Aim of the exercise: Below are the records; pull every line that includes "subtitle".

==================================================

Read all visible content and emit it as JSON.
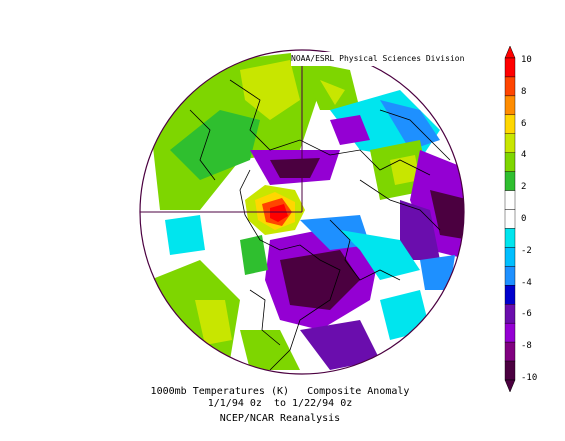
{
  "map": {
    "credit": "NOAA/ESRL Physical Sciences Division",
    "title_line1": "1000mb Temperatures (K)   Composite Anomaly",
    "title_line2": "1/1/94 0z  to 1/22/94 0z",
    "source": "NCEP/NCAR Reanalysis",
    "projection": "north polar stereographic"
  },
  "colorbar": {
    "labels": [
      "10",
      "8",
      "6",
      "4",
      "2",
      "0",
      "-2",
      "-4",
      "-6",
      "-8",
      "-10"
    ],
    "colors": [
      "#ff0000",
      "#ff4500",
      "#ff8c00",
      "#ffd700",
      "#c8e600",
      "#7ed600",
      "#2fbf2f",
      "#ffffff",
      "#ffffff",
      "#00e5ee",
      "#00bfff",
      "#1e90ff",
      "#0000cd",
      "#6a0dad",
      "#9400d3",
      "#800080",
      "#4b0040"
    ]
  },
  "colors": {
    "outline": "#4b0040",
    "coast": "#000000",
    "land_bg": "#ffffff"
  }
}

==================================================

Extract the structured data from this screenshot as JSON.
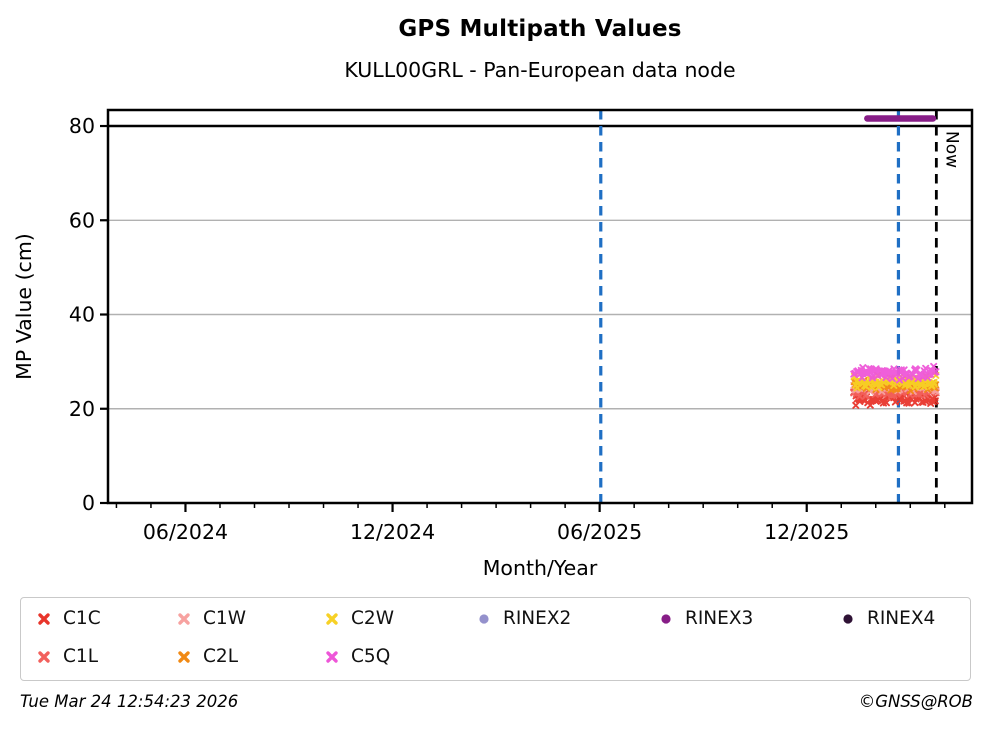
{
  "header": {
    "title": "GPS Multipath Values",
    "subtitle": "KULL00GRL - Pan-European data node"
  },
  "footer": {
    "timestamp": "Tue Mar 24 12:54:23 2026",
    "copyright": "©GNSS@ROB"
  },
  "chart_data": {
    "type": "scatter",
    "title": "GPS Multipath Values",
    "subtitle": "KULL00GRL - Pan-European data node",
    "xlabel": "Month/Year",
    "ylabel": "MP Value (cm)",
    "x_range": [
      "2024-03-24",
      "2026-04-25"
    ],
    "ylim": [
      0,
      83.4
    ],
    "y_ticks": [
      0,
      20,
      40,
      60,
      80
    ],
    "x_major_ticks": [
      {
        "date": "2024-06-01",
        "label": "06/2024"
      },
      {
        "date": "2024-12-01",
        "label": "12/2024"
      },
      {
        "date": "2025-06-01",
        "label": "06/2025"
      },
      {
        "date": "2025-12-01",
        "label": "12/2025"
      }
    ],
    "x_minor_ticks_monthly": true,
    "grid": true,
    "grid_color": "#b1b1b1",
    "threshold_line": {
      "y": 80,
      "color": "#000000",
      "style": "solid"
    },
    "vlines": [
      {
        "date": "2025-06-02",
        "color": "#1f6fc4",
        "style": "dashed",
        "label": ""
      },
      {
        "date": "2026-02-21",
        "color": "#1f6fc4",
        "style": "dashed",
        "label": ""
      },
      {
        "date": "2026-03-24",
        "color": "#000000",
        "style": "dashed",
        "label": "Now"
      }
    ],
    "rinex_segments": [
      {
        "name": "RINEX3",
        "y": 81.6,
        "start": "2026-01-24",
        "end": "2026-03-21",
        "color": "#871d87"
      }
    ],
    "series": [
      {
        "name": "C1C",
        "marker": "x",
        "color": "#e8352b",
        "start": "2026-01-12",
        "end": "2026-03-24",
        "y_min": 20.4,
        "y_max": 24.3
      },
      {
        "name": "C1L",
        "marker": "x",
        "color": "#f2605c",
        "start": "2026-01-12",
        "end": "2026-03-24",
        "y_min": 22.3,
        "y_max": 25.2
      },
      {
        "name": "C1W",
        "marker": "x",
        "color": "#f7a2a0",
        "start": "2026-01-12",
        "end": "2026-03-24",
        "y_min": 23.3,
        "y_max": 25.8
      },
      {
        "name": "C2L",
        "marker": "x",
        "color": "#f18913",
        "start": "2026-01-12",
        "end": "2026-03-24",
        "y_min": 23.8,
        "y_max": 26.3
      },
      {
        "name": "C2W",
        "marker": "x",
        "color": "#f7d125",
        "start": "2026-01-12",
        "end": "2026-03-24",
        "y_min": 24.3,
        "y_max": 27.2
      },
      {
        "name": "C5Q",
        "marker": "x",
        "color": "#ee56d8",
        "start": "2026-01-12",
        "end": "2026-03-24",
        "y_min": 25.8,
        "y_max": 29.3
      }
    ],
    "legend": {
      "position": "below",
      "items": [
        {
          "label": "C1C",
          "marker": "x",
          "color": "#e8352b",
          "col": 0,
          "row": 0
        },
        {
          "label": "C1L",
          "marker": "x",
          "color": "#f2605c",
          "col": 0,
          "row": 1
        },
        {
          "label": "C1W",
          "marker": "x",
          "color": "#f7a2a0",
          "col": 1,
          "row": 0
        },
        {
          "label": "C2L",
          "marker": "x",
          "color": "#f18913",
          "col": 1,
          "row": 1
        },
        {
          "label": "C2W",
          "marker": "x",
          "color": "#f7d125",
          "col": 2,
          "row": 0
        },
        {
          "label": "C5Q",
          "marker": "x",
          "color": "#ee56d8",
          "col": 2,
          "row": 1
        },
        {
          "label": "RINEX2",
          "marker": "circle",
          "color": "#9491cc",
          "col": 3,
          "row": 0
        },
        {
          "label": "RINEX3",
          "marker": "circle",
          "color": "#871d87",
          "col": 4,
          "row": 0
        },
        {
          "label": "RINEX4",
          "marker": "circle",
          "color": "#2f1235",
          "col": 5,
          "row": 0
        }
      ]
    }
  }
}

==================================================

Result:
    "subtitle": "KULL00GRL - Pan-European data node"
    "subtitle": "KULL00GRL - Pan-European data node",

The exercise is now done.